(begin)

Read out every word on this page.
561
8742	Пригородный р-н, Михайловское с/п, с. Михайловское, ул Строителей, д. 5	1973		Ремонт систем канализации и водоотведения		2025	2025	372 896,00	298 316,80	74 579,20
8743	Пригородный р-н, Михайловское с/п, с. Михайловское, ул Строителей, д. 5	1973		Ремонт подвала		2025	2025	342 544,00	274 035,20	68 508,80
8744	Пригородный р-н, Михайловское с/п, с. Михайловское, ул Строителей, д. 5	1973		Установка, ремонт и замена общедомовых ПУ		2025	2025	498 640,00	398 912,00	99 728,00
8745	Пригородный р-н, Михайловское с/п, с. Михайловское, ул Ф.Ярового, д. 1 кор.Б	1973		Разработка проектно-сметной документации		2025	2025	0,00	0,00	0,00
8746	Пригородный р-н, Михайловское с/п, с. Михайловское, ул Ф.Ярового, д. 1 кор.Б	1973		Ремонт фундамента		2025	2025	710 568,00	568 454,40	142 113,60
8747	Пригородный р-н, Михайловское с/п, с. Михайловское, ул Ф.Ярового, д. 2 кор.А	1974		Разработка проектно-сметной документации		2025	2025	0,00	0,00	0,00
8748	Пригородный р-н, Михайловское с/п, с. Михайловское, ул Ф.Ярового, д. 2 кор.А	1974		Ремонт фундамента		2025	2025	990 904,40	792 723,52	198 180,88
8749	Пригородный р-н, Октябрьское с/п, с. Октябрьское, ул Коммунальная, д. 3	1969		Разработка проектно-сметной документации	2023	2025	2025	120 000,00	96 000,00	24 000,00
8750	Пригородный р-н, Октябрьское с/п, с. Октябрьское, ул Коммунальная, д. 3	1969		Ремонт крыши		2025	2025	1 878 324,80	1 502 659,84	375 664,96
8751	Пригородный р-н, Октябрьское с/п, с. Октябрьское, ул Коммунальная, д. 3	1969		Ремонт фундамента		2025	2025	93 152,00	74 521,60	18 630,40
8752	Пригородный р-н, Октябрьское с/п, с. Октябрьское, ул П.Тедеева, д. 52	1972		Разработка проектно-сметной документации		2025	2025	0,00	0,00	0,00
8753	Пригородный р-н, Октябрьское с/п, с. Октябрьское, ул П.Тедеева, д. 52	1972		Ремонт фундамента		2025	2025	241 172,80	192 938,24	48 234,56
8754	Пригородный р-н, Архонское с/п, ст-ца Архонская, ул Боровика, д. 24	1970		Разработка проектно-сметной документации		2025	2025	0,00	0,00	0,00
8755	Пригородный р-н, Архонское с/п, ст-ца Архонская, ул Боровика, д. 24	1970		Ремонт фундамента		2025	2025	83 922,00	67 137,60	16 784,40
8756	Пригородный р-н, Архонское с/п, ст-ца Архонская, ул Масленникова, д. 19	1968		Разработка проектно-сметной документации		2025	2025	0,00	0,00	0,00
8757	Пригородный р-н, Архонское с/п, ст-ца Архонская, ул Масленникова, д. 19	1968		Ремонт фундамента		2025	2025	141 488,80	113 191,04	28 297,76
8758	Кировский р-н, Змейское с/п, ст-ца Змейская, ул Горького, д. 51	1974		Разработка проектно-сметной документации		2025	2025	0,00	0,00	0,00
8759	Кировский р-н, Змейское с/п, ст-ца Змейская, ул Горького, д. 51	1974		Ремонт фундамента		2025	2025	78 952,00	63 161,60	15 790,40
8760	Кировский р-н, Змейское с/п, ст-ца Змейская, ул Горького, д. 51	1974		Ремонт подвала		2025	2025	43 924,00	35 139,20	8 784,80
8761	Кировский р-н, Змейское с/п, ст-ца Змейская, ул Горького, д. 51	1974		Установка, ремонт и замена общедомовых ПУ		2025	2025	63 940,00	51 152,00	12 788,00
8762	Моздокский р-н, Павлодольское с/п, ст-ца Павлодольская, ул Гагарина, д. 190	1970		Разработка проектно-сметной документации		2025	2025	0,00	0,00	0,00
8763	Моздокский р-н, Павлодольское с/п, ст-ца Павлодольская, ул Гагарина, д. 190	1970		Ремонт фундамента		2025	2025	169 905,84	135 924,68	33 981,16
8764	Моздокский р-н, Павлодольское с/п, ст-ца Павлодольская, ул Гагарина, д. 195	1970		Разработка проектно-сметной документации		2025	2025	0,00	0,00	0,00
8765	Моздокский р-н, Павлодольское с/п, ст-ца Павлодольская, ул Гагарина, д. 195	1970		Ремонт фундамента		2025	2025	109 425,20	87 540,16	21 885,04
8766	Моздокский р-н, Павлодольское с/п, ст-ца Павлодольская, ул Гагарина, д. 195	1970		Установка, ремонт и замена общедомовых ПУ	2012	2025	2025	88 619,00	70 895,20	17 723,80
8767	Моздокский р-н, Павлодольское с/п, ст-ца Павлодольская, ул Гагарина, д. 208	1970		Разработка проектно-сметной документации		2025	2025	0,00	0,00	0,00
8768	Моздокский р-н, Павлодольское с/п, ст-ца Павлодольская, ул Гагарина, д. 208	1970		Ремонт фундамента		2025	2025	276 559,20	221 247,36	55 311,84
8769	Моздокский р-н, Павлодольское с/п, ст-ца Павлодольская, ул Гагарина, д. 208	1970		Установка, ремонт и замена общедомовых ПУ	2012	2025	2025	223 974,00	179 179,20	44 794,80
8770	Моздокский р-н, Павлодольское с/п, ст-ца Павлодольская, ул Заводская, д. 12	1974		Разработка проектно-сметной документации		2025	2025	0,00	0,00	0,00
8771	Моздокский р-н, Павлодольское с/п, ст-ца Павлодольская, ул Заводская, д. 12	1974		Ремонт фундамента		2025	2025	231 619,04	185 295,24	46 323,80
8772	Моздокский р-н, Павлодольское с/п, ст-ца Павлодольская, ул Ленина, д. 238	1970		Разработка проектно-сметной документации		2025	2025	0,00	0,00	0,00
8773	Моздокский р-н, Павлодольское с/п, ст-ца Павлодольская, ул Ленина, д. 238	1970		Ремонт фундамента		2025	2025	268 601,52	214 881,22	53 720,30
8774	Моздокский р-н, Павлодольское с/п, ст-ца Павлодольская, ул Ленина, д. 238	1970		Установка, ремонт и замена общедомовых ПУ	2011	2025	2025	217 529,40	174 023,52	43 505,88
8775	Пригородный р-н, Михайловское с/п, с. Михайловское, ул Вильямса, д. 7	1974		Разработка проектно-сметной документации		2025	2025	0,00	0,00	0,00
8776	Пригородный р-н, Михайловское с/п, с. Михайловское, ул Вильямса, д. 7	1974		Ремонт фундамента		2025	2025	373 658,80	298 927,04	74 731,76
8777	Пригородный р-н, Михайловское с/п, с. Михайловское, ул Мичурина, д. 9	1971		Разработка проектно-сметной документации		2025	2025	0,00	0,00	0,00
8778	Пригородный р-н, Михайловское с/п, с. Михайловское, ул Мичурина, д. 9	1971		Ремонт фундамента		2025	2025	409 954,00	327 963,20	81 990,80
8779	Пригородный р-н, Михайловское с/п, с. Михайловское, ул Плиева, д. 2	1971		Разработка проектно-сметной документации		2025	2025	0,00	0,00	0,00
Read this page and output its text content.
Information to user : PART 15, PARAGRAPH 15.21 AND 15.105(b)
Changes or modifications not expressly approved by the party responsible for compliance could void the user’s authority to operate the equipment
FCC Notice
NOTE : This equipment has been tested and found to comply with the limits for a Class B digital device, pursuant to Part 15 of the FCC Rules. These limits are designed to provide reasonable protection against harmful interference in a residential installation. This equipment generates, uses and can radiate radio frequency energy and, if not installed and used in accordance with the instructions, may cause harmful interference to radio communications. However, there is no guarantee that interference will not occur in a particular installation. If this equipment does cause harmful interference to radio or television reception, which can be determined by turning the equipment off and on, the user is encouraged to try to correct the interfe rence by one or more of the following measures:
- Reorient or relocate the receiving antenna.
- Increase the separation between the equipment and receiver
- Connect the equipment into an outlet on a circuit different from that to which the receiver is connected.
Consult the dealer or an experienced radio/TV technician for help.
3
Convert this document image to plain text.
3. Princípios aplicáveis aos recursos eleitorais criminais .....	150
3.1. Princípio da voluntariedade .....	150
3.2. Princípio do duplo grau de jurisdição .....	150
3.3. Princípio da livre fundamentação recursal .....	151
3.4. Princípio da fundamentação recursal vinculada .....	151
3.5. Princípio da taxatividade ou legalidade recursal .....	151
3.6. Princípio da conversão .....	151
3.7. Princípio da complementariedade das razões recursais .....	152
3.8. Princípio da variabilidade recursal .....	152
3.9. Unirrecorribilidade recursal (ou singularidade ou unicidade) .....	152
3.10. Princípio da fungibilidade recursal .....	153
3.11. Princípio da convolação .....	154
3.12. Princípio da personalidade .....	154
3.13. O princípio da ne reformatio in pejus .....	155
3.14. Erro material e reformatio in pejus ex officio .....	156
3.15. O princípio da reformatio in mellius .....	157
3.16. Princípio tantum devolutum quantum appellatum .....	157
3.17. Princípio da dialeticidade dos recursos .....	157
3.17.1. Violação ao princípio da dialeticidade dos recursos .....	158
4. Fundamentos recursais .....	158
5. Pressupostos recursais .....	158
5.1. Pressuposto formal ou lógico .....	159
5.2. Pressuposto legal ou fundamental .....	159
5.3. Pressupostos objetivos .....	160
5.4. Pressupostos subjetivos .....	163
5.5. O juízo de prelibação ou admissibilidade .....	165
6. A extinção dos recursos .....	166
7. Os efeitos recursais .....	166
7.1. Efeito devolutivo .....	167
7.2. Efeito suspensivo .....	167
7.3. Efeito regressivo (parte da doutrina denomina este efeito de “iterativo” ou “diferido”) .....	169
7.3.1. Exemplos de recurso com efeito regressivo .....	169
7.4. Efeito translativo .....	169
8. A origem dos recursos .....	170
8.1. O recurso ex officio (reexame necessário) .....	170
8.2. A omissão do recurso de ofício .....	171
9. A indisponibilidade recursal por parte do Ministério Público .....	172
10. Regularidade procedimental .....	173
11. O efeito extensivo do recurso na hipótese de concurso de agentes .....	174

(end)

Direction: In the entries above, identify every line with the word "parte". Copy those lines.

Reply to the exercise:
7.3. Efeito regressivo (parte da doutrina denomina este efeito de “iterativo” ou “diferido”) .....	169
9. A indisponibilidade recursal por parte do Ministério Público .....	172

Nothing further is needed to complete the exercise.